▶ [PROBLEM]: Can you pull out each line of the data below that includes the word "Edit"?

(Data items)
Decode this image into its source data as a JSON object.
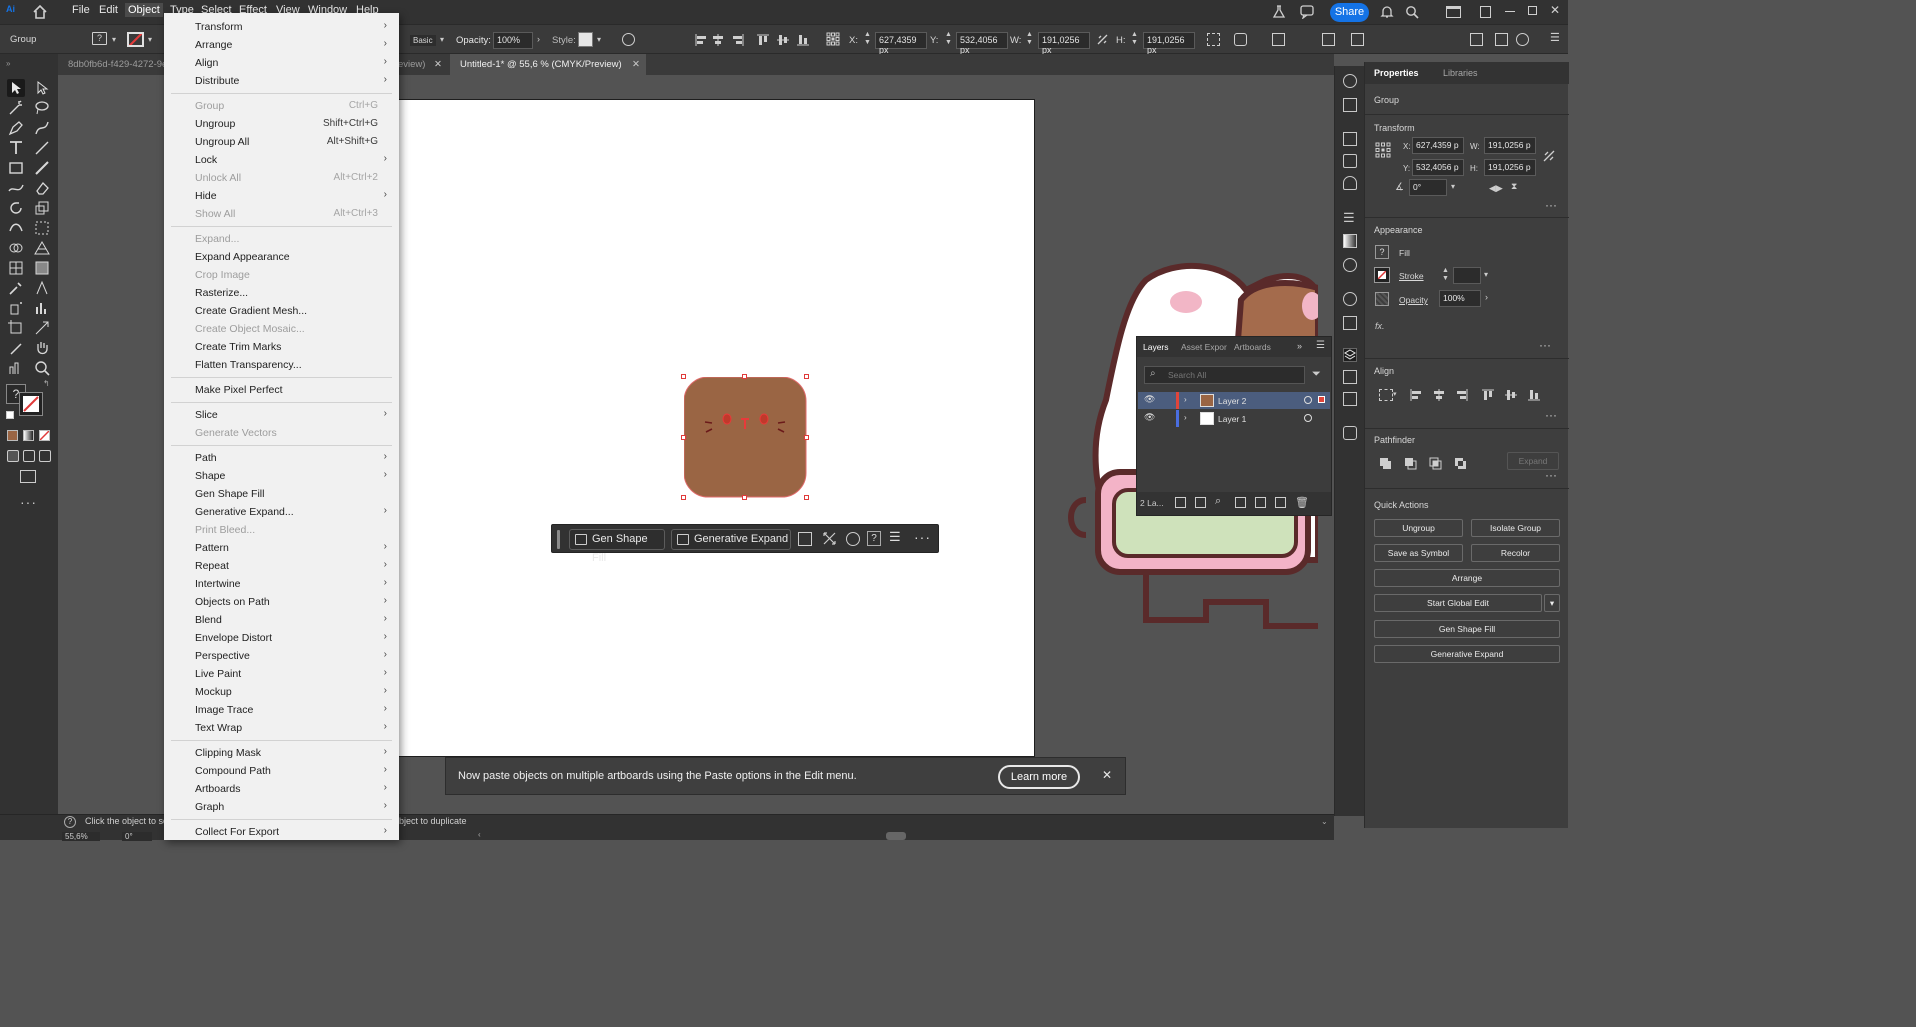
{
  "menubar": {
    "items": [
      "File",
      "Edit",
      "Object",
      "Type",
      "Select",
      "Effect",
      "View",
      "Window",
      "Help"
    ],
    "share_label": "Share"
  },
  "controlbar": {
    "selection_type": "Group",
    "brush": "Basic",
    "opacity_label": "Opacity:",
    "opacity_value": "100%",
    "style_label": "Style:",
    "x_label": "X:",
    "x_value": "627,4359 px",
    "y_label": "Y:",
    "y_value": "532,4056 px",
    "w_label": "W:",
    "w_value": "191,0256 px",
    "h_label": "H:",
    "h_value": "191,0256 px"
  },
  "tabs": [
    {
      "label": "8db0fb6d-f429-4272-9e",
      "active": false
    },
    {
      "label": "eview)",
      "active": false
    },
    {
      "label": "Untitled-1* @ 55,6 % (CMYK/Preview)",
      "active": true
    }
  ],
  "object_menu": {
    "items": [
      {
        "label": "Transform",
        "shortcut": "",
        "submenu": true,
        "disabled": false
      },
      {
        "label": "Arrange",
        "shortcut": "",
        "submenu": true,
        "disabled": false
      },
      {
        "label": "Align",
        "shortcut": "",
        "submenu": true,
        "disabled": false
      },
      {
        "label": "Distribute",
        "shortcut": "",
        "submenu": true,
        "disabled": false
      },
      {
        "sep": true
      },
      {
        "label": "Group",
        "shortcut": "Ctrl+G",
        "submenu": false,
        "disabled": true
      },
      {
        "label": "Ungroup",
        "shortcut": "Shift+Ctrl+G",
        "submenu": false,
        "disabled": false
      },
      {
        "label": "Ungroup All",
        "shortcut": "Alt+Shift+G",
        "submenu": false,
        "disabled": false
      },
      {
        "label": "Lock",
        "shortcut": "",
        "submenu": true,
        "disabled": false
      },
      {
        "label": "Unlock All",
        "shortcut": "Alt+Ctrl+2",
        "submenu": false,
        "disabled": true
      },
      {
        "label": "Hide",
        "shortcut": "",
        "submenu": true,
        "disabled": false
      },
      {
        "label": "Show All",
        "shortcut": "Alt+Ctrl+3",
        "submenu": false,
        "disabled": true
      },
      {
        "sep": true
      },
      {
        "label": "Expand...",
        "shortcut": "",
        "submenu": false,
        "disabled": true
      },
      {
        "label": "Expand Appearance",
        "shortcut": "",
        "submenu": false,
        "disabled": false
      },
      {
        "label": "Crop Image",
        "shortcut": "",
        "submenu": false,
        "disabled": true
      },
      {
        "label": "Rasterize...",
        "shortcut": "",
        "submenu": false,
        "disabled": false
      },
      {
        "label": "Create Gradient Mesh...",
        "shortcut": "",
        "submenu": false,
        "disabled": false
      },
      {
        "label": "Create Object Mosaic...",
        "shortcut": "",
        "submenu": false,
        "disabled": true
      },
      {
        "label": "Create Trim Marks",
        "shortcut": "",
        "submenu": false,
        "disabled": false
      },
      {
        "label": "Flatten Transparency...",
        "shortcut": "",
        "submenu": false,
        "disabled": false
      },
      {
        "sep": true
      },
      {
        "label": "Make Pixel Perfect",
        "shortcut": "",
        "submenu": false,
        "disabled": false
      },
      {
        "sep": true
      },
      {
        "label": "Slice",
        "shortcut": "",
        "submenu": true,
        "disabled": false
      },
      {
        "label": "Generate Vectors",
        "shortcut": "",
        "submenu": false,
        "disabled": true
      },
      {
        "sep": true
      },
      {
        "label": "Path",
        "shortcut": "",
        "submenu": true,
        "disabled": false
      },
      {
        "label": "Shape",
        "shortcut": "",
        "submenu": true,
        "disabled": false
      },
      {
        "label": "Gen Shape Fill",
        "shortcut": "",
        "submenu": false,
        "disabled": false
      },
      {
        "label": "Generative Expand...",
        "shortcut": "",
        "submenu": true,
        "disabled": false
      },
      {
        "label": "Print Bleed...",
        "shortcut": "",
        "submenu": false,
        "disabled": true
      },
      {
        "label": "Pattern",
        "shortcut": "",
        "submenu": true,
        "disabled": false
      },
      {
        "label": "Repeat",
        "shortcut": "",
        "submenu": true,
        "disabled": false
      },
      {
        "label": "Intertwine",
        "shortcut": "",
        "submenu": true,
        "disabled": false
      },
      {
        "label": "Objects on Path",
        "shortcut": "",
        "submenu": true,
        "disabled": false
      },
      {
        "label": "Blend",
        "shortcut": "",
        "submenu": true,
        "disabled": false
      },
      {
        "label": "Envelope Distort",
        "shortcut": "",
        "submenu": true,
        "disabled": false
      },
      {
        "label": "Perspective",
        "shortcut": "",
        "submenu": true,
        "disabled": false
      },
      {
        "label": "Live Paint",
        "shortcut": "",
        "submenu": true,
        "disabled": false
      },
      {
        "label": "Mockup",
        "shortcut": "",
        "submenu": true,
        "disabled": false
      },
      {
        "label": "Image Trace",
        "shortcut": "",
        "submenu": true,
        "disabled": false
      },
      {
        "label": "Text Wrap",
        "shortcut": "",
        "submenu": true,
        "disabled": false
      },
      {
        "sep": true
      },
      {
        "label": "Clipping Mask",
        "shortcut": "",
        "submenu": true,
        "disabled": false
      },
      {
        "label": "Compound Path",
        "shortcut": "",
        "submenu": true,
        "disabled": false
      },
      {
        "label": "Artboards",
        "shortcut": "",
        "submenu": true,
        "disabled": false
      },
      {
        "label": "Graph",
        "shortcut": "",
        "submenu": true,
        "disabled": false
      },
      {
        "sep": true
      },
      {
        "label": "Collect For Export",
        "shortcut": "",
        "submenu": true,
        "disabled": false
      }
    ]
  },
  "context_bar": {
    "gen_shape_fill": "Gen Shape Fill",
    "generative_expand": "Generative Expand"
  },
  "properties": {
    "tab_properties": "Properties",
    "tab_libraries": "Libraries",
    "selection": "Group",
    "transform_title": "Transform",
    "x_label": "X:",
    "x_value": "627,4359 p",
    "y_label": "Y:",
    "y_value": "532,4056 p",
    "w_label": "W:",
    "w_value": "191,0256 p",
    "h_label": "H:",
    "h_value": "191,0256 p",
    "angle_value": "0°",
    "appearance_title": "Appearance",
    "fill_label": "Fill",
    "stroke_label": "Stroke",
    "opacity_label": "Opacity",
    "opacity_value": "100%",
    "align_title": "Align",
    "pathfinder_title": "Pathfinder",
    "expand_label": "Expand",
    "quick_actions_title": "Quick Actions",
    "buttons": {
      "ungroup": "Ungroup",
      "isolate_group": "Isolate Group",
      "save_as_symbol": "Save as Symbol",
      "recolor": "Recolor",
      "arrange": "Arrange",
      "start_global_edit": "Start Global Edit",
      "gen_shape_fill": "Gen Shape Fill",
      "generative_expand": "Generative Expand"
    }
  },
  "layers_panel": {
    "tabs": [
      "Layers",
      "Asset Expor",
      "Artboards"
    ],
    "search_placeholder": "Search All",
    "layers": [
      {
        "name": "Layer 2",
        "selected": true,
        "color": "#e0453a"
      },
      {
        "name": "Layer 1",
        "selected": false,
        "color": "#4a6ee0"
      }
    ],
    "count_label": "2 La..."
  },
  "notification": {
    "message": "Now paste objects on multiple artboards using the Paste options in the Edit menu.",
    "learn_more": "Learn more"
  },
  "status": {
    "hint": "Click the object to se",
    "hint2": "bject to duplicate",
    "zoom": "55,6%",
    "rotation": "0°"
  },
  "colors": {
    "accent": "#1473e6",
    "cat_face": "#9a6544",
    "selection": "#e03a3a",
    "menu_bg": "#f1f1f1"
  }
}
==
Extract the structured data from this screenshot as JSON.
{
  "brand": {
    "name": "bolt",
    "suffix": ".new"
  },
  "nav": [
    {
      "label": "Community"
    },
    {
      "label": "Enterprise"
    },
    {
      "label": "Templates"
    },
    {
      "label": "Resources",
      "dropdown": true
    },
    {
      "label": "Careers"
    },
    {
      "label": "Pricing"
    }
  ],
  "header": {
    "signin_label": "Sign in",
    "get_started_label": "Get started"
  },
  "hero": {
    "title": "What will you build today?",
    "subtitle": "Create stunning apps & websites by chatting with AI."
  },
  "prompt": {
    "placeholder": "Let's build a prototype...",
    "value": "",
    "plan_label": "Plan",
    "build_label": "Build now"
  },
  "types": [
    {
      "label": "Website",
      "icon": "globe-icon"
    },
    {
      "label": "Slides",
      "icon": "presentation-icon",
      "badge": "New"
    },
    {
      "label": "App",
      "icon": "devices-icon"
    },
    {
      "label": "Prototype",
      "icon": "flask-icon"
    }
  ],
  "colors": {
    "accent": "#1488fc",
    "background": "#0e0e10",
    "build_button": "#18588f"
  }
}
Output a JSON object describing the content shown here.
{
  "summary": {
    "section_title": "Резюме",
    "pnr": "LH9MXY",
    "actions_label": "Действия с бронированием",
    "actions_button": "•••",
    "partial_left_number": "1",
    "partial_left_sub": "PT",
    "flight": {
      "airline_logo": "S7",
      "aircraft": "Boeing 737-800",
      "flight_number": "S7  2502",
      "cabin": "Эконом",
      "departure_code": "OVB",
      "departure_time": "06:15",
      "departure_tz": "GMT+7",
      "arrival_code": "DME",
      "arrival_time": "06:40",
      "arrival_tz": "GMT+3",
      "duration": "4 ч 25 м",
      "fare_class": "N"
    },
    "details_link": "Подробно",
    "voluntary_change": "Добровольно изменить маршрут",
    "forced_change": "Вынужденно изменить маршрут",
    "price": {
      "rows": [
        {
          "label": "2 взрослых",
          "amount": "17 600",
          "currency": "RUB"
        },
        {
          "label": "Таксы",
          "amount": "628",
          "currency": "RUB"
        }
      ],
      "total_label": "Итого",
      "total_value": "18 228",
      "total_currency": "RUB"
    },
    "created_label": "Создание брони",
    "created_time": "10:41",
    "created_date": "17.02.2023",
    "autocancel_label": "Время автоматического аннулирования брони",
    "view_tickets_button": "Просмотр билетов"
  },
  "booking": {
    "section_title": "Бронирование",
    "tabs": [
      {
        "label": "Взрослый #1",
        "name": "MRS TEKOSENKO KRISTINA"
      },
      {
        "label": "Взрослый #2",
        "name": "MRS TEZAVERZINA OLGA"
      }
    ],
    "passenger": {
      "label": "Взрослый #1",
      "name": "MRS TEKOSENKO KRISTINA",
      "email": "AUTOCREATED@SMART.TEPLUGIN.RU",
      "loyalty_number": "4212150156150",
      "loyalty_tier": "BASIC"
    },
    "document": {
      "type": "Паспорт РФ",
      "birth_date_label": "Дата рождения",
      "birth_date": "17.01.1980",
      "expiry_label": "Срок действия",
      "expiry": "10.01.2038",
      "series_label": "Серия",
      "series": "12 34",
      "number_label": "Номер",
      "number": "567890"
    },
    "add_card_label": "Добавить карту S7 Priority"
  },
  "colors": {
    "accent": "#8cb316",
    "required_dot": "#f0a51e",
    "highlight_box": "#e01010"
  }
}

▶ [EXERCISE ANSWER]:
      "Edit",
      "start_global_edit": "Start Global Edit",
    "message": "Now paste objects on multiple artboards using the Paste options in the Edit menu.",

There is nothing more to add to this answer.